■ What to work on ■
Scan the following material for the string "crecimiento" and copy each line in which it appears.

*** Opening Data excerpts ***

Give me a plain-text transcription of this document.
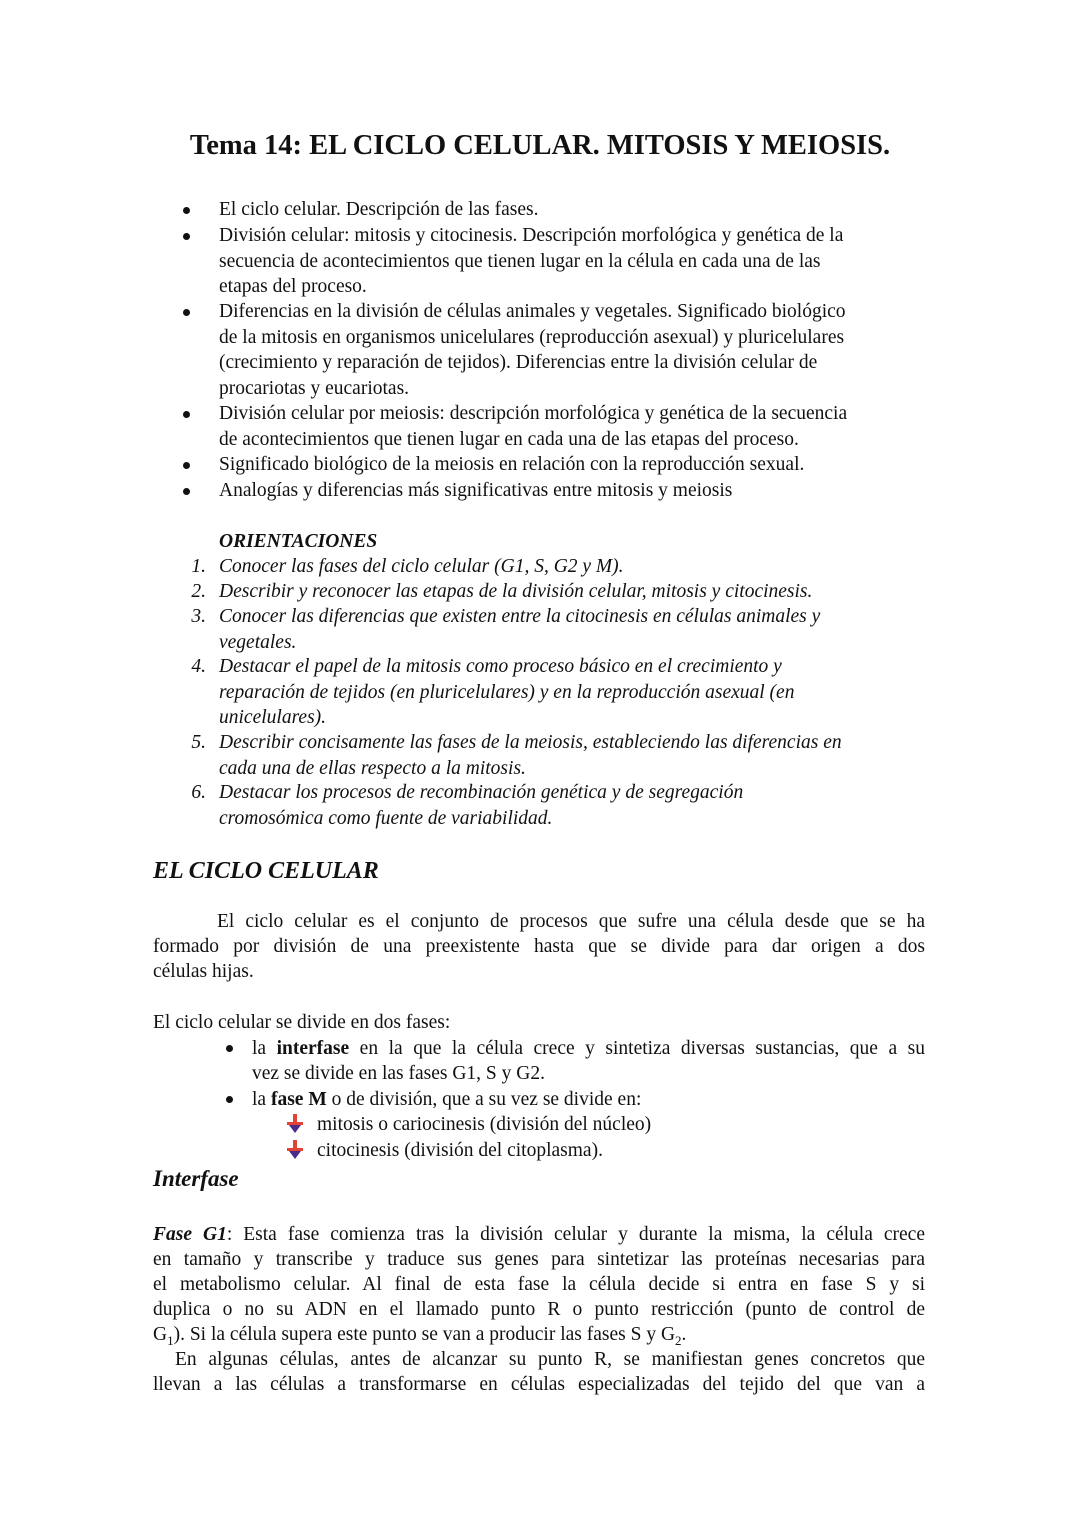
Tema 14: EL CICLO CELULAR. MITOSIS Y MEIOSIS.
El ciclo celular. Descripción de las fases.
División celular: mitosis y citocinesis. Descripción morfológica y genética de la
secuencia de acontecimientos que tienen lugar en la célula en cada una de las
etapas del proceso.
Diferencias en la división de células animales y vegetales. Significado biológico
de la mitosis en organismos unicelulares (reproducción asexual) y pluricelulares
(crecimiento y reparación de tejidos). Diferencias entre la división celular de
procariotas y eucariotas.
División celular por meiosis: descripción morfológica y genética de la secuencia
de acontecimientos que tienen lugar en cada una de las etapas del proceso.
Significado biológico de la meiosis en relación con la reproducción sexual.
Analogías y diferencias más significativas entre mitosis y meiosis
ORIENTACIONES
1. Conocer las fases del ciclo celular (G1, S, G2 y M).
2. Describir y reconocer las etapas de la división celular, mitosis y citocinesis.
3. Conocer las diferencias que existen entre la citocinesis en células animales y
vegetales.
4. Destacar el papel de la mitosis como proceso básico en el crecimiento y
reparación de tejidos (en pluricelulares) y en la reproducción asexual (en
unicelulares).
5. Describir concisamente las fases de la meiosis, estableciendo las diferencias en
cada una de ellas respecto a la mitosis.
6. Destacar los procesos de recombinación genética y de segregación
cromosómica como fuente de variabilidad.
EL CICLO CELULAR
El ciclo celular es el conjunto de procesos que sufre una célula desde que se ha
formado por división de una preexistente hasta que se divide para dar origen a dos
células hijas.
El ciclo celular se divide en dos fases:
la interfase en la que la célula crece y sintetiza diversas sustancias, que a su
vez se divide en las fases G1, S y G2.
la fase M o de división, que a su vez se divide en:
mitosis o cariocinesis (división del núcleo)
citocinesis (división del citoplasma).
Interfase
Fase G1: Esta fase comienza tras la división celular y durante la misma, la célula crece
en tamaño y transcribe y traduce sus genes para sintetizar las proteínas necesarias para
el metabolismo celular. Al final de esta fase la célula decide si entra en fase S y si
duplica o no su ADN en el llamado punto R o punto restricción (punto de control de
$G_1$). Si la célula supera este punto se van a producir las fases S y $G_2$.
En algunas células, antes de alcanzar su punto R, se manifiestan genes concretos que
llevan a las células a transformarse en células especializadas del tejido del que van a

*** Closing Data excerpts ***

■ Task solution ■
(crecimiento y reparación de tejidos). Diferencias entre la división celular de
4. Destacar el papel de la mitosis como proceso básico en el crecimiento y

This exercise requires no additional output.